Please give the listing again in its entirety, exactly as written.

» EXERCISE MATERIAL
────────────────────────────────────────

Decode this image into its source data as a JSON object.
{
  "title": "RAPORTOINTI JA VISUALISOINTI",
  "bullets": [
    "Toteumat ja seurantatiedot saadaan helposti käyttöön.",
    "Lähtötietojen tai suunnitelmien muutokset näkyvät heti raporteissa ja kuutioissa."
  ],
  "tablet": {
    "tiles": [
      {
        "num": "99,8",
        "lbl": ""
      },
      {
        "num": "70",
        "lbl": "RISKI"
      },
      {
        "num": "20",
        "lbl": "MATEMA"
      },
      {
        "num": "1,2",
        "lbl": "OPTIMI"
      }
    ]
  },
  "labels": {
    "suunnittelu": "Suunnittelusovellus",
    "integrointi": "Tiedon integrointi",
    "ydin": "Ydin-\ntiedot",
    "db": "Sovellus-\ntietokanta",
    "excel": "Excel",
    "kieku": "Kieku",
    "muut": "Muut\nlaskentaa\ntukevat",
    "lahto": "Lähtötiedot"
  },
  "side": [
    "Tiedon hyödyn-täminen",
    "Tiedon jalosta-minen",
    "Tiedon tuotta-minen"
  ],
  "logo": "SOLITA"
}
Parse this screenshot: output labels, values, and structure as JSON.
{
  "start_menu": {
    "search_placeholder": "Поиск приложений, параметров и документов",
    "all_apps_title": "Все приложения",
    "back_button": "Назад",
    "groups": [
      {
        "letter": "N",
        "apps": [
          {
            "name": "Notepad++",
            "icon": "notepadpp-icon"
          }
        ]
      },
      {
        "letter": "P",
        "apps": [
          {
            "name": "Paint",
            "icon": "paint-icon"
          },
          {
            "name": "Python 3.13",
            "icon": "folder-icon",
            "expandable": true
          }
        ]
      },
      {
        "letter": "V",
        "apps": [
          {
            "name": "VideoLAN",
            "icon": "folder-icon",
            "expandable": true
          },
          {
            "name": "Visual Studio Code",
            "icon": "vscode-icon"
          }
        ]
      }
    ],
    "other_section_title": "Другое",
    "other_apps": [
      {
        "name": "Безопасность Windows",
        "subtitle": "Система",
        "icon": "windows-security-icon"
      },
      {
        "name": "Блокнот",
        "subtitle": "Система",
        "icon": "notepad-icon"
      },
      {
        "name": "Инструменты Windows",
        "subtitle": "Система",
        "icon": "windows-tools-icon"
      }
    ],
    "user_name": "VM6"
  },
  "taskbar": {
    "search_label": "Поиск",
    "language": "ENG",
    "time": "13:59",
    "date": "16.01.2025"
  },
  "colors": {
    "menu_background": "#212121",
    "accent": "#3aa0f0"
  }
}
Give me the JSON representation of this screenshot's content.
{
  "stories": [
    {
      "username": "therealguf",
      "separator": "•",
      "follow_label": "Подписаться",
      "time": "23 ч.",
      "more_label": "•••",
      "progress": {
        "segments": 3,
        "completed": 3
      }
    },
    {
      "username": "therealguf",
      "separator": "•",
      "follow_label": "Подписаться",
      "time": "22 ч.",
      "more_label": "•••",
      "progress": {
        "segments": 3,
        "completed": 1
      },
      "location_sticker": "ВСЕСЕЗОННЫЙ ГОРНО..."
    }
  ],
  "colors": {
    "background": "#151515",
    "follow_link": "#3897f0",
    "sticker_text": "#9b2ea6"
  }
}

────────────────────────────────────────

» TASK ANSWER
Decode this image into its source data as a JSON object.
{
  "title": "RAPORTOINTI JA VISUALISOINTI",
  "bullets": [
    "Toteumat ja seurantatiedot saadaan helposti käyttöön.",
    "Lähtötietojen tai suunnitelmien muutokset näkyvät heti raporteissa ja kuutioissa."
  ],
  "tablet": {
    "tiles": [
      {
        "num": "99,8",
        "lbl": ""
      },
      {
        "num": "70",
        "lbl": "RISKI"
      },
      {
        "num": "20",
        "lbl": "MATEMA"
      },
      {
        "num": "1,2",
        "lbl": "OPTIMI"
      }
    ]
  },
  "labels": {
    "suunnittelu": "Suunnittelusovellus",
    "integrointi": "Tiedon integrointi",
    "ydin": "Ydin-\ntiedot",
    "db": "Sovellus-\ntietokanta",
    "excel": "Excel",
    "kieku": "Kieku",
    "muut": "Muut\nlaskentaa\ntukevat",
    "lahto": "Lähtötiedot"
  },
  "side": [
    "Tiedon hyödyn-täminen",
    "Tiedon jalosta-minen",
    "Tiedon tuotta-minen"
  ],
  "logo": "SOLITA"
}
Parse this screenshot: output labels, values, and structure as JSON.
{
  "start_menu": {
    "search_placeholder": "Поиск приложений, параметров и документов",
    "all_apps_title": "Все приложения",
    "back_button": "Назад",
    "groups": [
      {
        "letter": "N",
        "apps": [
          {
            "name": "Notepad++",
            "icon": "notepadpp-icon"
          }
        ]
      },
      {
        "letter": "P",
        "apps": [
          {
            "name": "Paint",
            "icon": "paint-icon"
          },
          {
            "name": "Python 3.13",
            "icon": "folder-icon",
            "expandable": true
          }
        ]
      },
      {
        "letter": "V",
        "apps": [
          {
            "name": "VideoLAN",
            "icon": "folder-icon",
            "expandable": true
          },
          {
            "name": "Visual Studio Code",
            "icon": "vscode-icon"
          }
        ]
      }
    ],
    "other_section_title": "Другое",
    "other_apps": [
      {
        "name": "Безопасность Windows",
        "subtitle": "Система",
        "icon": "windows-security-icon"
      },
      {
        "name": "Блокнот",
        "subtitle": "Система",
        "icon": "notepad-icon"
      },
      {
        "name": "Инструменты Windows",
        "subtitle": "Система",
        "icon": "windows-tools-icon"
      }
    ],
    "user_name": "VM6"
  },
  "taskbar": {
    "search_label": "Поиск",
    "language": "ENG",
    "time": "13:59",
    "date": "16.01.2025"
  },
  "colors": {
    "menu_background": "#212121",
    "accent": "#3aa0f0"
  }
}
Give me the JSON representation of this screenshot's content.
{
  "stories": [
    {
      "username": "therealguf",
      "separator": "•",
      "follow_label": "Подписаться",
      "time": "23 ч.",
      "more_label": "•••",
      "progress": {
        "segments": 3,
        "completed": 3
      }
    },
    {
      "username": "therealguf",
      "separator": "•",
      "follow_label": "Подписаться",
      "time": "22 ч.",
      "more_label": "•••",
      "progress": {
        "segments": 3,
        "completed": 1
      },
      "location_sticker": "ВСЕСЕЗОННЫЙ ГОРНО..."
    }
  ],
  "colors": {
    "background": "#151515",
    "follow_link": "#3897f0",
    "sticker_text": "#9b2ea6"
  }
}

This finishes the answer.